__Soal yang Dikerjakan__: Tolong lanjutkan teks di bawah tentang menjaga kehormatan dalam Islam, dimulai sesudah kalimat terakhir yang tertulis.

==== Teks

Peradaban di dunia ini telah banyak menciptakan undang-undang yang bertujuan menjaga kehormatan seseorang. Tetapi semuanya masih belum mencapai tingkat kesempurnaan karena kurang teliti dalam menyelami seluk beluk jiwa
manusia. Undang-undang tersebut kurang dapat menjaga kehormatan dan
hak-hak manusia, tidak sebagaimana norma-norma etik yang telah
disyariatkan agama Islam.
Suatu kenyataan yang tak dapat dipungkiri lagi, bahwa menjaga kehormatan
ini adalah hal yang terpenting untuk menjaga kesatuan dalam tubuh
masyarakat. Dan sebaliknya menghina kehormatan atau martabat orang lain
akan bisa menimbulkan rasa saling membenci, perpecahan dan hilangnya
rasa gotong-royong. Oleh karena itu, Islam menganggap bahwa setiap hal
yang menyentuh kehormatan orang lain termasuk perbuatan dosa yang harus dijauhi oleh orang-orang yang beriman. Di antara hal-hal yang masuk dalam kategori menghina martabat orang lain ialah : menghina orang lain, menuduh dan memberi julukan yang dibenci olehnya, jelek sangkaan, mengintai dan membicarakan perihal orang lain di kala orang tersebut tidak ada.
Semua dosa-dosa tersebut telah dituturkan oleh Al-Qur’an yang pada permulaannya mengingatkan bahwa orang-orang mukmin semuanya adalah bersaudara. Ikatan keimanan yang mempersatukan mereka sama
saja dengan ikatan nasab kekeluargaan. Oleh karenanya, Islam melarang
seseorang melukai kehormatan saudaranya, baik secara langsung ataupun
tidak. Allah telah berfirman :
“Sesungguhnya orang-orang mukmin adalah bersaudara karena itu damaikanlah antara kedua saudaramu dan bertakwalah kepada Allah supaya kamu mendapat rahmat.
Hai orang-orang yang beriman, janganlah suatu kaum mengolok-olokkan kaum yang lain (karena) boleh jadi mereka (yang diolok-olokkan) lebih baik dari mereka (yang mengolok-olokkan) dan jangan pula wanita-wanita (mengolok-olokkan) wanita-wanita lain (karena) boleh jadi wanita (yang diperolok-olokkan) lebih baik dari wanita
(yang mengolok-olok) dan janganlah kamu mencela dirimu sendiri dan
janganlah kamu memanggil dengan gelar-gelar yang buruk. Seburuk-seburuk
panggilan ialah (panggilan) yang buruk sesudah iman, dan barang siapa
yang tidak bertaubat, maka mereka itulah orang-orang yang zalim.

========
==== Informasi yang Diberikan

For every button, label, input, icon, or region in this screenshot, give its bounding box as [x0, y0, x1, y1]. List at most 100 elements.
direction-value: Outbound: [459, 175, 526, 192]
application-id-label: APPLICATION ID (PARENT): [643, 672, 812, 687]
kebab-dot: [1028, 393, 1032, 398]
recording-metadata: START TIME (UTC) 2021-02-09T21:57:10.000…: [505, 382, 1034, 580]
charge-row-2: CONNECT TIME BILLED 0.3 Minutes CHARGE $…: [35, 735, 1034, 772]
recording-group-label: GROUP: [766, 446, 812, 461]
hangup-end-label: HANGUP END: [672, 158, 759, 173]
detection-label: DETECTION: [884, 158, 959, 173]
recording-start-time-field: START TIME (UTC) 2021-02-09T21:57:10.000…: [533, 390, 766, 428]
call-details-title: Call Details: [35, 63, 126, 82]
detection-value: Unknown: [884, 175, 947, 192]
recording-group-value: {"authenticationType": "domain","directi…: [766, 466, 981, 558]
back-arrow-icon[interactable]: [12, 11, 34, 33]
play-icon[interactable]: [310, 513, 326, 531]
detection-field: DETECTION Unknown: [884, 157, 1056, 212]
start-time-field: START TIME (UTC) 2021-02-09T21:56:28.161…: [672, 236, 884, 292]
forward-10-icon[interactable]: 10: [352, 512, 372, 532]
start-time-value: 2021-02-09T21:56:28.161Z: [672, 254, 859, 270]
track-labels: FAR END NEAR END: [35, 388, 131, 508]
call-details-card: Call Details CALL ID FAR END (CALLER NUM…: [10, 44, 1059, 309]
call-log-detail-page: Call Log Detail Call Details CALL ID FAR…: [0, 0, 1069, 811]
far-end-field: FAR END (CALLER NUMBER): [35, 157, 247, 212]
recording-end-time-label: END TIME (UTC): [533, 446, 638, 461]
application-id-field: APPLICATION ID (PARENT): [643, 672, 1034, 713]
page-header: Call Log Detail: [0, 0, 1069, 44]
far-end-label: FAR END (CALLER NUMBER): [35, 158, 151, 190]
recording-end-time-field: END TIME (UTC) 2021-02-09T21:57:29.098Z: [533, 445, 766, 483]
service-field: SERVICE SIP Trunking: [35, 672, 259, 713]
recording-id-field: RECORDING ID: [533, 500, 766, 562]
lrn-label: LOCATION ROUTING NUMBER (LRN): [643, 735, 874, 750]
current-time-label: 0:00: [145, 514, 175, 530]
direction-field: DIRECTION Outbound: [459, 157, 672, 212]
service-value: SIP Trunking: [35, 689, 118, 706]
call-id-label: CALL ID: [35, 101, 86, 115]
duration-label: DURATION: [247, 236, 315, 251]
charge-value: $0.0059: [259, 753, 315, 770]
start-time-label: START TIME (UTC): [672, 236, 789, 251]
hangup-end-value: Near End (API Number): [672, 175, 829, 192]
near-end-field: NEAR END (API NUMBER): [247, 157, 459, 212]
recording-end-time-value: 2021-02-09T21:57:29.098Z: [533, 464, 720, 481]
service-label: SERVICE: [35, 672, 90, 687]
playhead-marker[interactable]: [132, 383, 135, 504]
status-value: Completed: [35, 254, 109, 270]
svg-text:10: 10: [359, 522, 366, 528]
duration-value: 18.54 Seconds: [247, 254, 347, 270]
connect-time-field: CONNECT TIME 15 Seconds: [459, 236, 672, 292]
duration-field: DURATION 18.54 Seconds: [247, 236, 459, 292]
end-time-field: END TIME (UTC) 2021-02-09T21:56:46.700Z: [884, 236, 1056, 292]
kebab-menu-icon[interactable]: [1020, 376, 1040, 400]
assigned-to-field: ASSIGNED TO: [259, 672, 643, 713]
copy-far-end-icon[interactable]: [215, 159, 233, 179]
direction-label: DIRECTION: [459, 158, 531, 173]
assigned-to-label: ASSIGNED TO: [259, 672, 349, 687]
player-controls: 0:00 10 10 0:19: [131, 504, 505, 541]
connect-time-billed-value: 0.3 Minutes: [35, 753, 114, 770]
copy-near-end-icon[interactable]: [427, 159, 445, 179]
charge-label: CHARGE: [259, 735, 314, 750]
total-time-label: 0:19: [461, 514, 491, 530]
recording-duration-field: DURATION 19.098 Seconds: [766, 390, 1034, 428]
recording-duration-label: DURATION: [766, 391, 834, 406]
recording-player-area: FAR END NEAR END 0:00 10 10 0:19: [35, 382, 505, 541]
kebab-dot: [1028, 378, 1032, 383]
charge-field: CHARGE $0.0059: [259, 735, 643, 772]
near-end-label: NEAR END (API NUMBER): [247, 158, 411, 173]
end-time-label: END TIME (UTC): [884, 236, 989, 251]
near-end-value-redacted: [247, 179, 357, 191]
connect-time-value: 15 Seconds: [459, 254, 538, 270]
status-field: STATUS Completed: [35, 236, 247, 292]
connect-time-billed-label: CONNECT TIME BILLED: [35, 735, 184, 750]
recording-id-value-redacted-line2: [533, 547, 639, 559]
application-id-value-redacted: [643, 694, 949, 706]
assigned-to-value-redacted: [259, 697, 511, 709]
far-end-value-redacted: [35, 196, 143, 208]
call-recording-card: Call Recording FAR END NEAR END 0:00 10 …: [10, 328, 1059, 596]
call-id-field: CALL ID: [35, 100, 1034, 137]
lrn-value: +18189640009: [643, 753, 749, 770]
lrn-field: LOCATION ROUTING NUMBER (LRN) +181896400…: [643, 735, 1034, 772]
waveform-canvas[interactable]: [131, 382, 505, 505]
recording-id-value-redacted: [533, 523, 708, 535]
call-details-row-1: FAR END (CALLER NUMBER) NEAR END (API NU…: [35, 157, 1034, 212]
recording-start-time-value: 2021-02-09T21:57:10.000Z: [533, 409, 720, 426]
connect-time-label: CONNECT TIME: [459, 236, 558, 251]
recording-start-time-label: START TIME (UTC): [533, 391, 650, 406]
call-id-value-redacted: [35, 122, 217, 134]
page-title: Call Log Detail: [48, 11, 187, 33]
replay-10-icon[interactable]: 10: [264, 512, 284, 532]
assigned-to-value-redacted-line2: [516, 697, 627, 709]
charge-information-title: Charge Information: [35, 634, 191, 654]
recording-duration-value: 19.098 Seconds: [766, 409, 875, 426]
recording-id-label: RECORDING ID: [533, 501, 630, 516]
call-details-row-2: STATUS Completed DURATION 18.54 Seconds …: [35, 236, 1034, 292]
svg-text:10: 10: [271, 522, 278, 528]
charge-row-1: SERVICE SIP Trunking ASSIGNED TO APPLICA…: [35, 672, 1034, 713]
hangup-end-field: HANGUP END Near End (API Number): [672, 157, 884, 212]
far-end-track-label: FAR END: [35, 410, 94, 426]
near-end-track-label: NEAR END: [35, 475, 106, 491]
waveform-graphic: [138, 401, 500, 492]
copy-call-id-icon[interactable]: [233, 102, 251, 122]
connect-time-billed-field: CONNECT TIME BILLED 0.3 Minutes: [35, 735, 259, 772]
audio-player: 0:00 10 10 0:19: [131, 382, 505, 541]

========

__Hasil Tugas Ini__:
Hai orang-orang yang beriman, jauhilah kebanyakan dari prasangka,
sesungguhnya sebagian prasangka itu adalah dosa dan janganlah kamu
mencari-cari kesalahan orang lain dan janganlah sebagian kamu menggunjingkan sebagian yang lain.
Sukakah salah seorang di antara kamu memakan daging saudaranya yang
sudah mati? Maka tentulah kamu merasa jijik kepadanya. Dan bertakwalah
kepada Allah. Sesungguhnya Allah Maha Penerima taubat lagi Maha
Penyayang.” (QS. 49 : 9 – 12).
Ayat-ayat tadi, secara tegas dan gamblang melarang kaum muslimin berbuat dosa-dosa sebagai berikut :
Menghina atau mengolok-olok
Allah melarang suatu golongan mengolok-olok golongan lainnya. Perbuatan
ini amatlah dicela karena timbul dari rasa kagum terhadap diri sendiri
yang sekaligus menghina orang lain. Sifat ini akan dapat mengakibatkan hal-hal yang bisa menimbulkan permusuhan antara teman.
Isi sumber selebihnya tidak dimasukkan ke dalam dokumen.